### READING PASSAGE
— begin —

The latest version of convergence – blending traditional HPC and big data computing into a ‘single’ environment – dominates much of the conversation in the HPC today, including within HPCwire. Elegant unified solutions, certainly at the very high end, are still in the making. That said, Bright Computing is in the thick of efforts to transform clusters and clouds into ‘unified’ platforms comprised of hybrid resources that support both traditional HPC and big data today.
In mid January Bright Computing released version 7.2 of its cluster and cloud management software suite. Last week Bright was awarded a 1.5 million Euros grant from the European Commission Horizon 2020 program Grant around integrating HPC-big data-OpenStack functionalities into its product suite. Sometime in Q1 2016 the company expects to announce more OEM partners, said company founder and CEO Matthijs van Leeuwen. If timing is everything, then the timing seems right for Bright Computing.

— end —

### GIVEN TASK 1
In the article about Bright Computing, how large was the grant the company received from the European Commission Horizon 2020 program?
### GIVEN TASK 2
Retype the part of the Bright Computing article starting with "The latest version" and going on through "big data today.".
### GIVEN TASK 3
Write the next few sentences of the article on Bright Computing and HPC convergence, picking up after its final line.

### DATA
— begin —

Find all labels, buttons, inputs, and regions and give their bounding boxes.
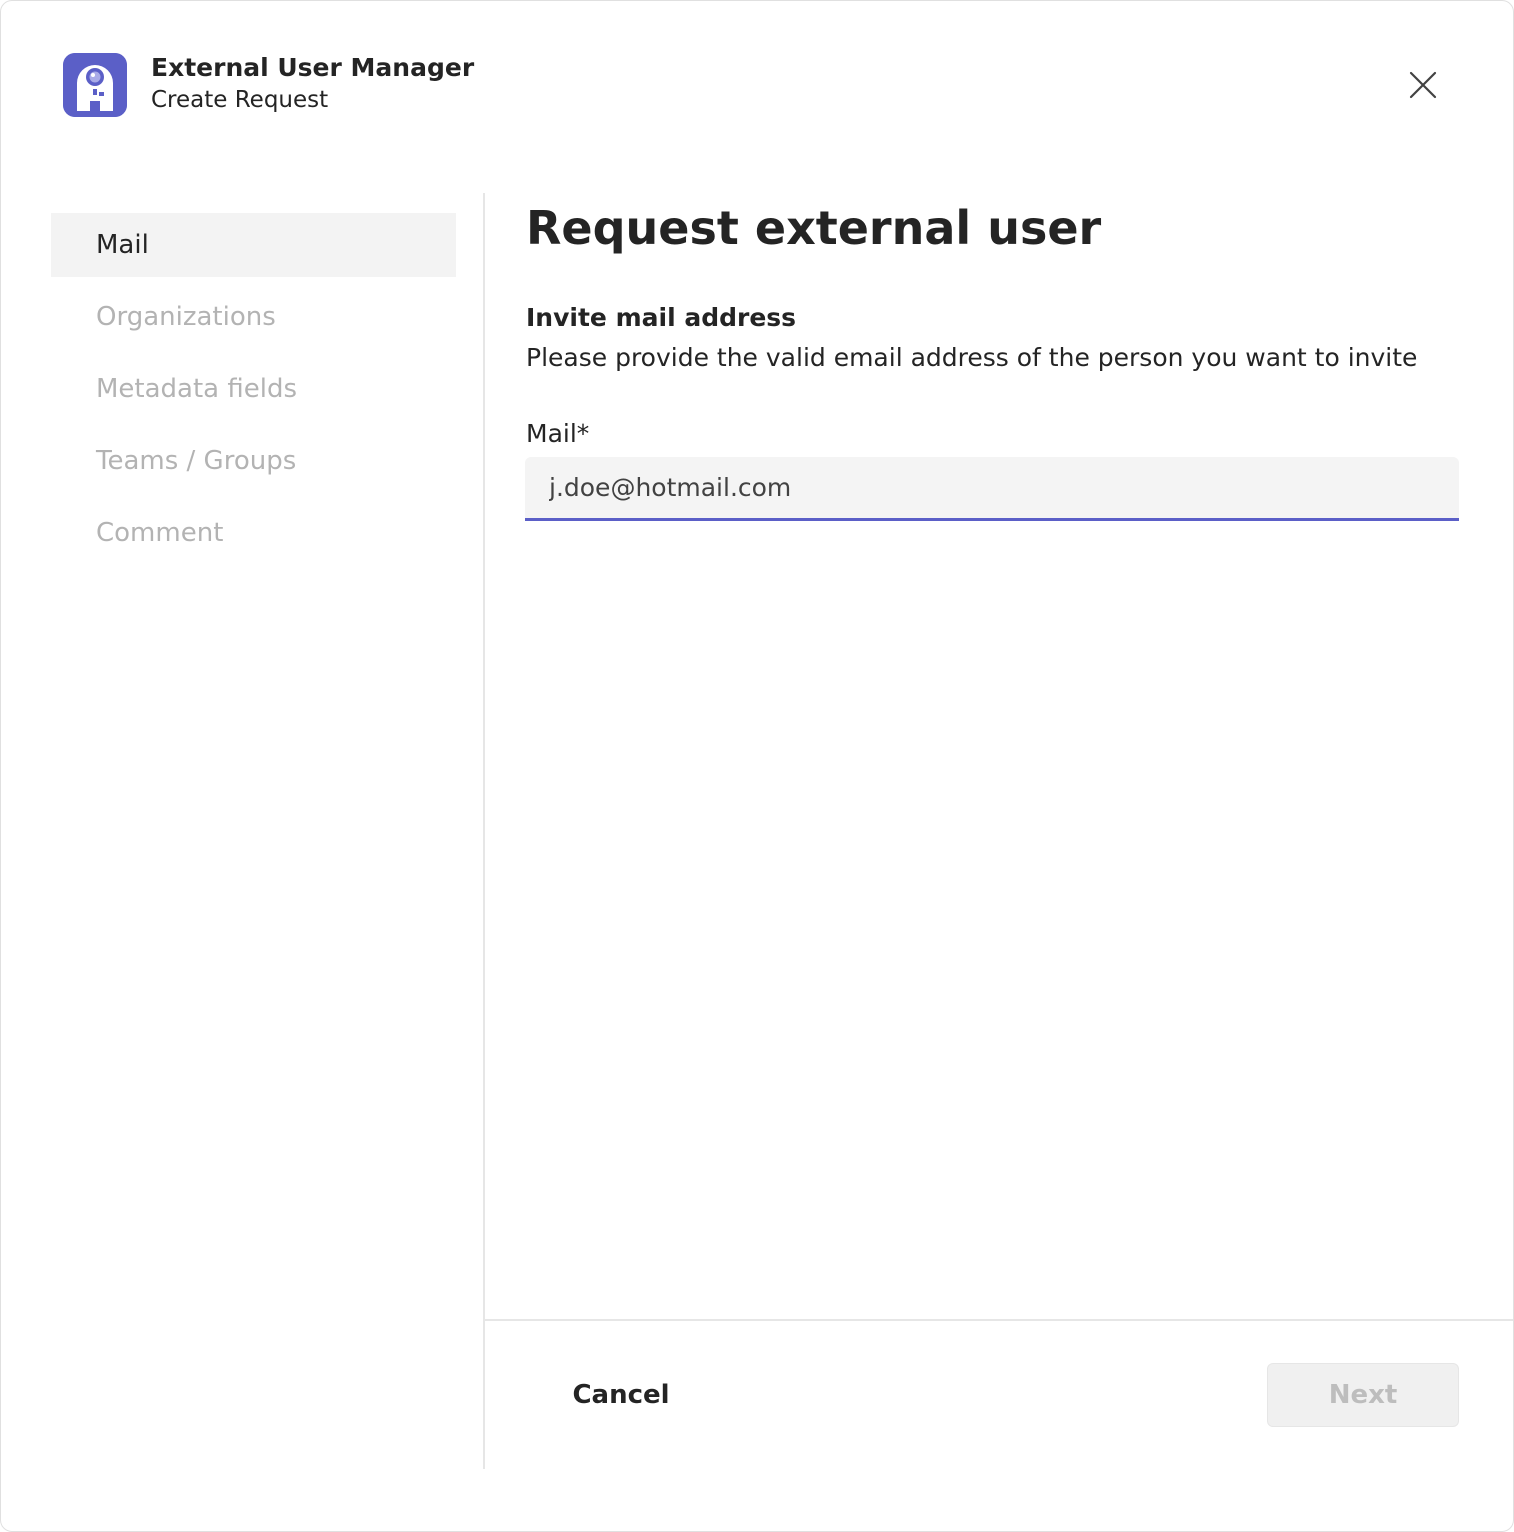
section-title: Invite mail address	[526, 303, 797, 332]
mail-field-label: Mail*	[526, 419, 590, 448]
nav-item-label: Comment	[96, 518, 224, 548]
step-navigation: Mail Organizations Metadata fields Teams…	[51, 213, 456, 573]
app-name: External User Manager	[151, 53, 475, 82]
section-description: Please provide the valid email address o…	[526, 343, 1418, 372]
nav-item-comment[interactable]: Comment	[51, 501, 456, 565]
nav-item-mail[interactable]: Mail	[51, 213, 456, 277]
next-button[interactable]: Next	[1267, 1363, 1459, 1427]
nav-item-metadata-fields[interactable]: Metadata fields	[51, 357, 456, 421]
nav-item-label: Mail	[96, 230, 149, 260]
nav-item-label: Organizations	[96, 302, 276, 332]
sidebar-divider	[483, 193, 485, 1469]
nav-item-label: Metadata fields	[96, 374, 298, 404]
nav-item-label: Teams / Groups	[96, 446, 297, 476]
app-robot-icon	[63, 53, 127, 117]
create-request-dialog: External User Manager Create Request Mai…	[0, 0, 1514, 1532]
page-title: Request external user	[526, 201, 1102, 255]
nav-item-teams-groups[interactable]: Teams / Groups	[51, 429, 456, 493]
dialog-subtitle: Create Request	[151, 87, 329, 113]
nav-item-organizations[interactable]: Organizations	[51, 285, 456, 349]
close-button[interactable]	[1397, 59, 1449, 111]
cancel-button[interactable]: Cancel	[547, 1363, 695, 1427]
mail-input[interactable]	[525, 457, 1459, 521]
footer-divider	[485, 1319, 1513, 1321]
close-icon	[1409, 71, 1437, 99]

— end —

### RESPONSE 1
1.5 million Euros.

### RESPONSE 2
The latest version of convergence – blending traditional HPC and big data computing into a ‘single’ environment – dominates much of the conversation in the HPC today, including within HPCwire. Elegant unified solutions, certainly at the very high end, are still in the making. That said, Bright Computing is in the thick of efforts to transform clusters and clouds into ‘unified’ platforms comprised of hybrid resources that support both traditional HPC and big data today.

### RESPONSE 3
The infrastructure complexity being created by efforts to combine HPC and big data infrastructures represents a huge challenge to the HPC community and a rapidly expanding opportunity for Bright Computing. Well established in HPC and growing quickly in the enterprise, the Bright Computing platform is a resource allocation and management platform. To the extent the company’s products – Bright Cluster Manager for HPC, Bright Cluster Manager for Big Data, and Bright Open Stack – deliver as promised, the platform is an important tool for creating single use (HPC or big data) and mixed use (HPC and big data) clusters and (private) clouds, along with the ability to burst to public clouds as needed.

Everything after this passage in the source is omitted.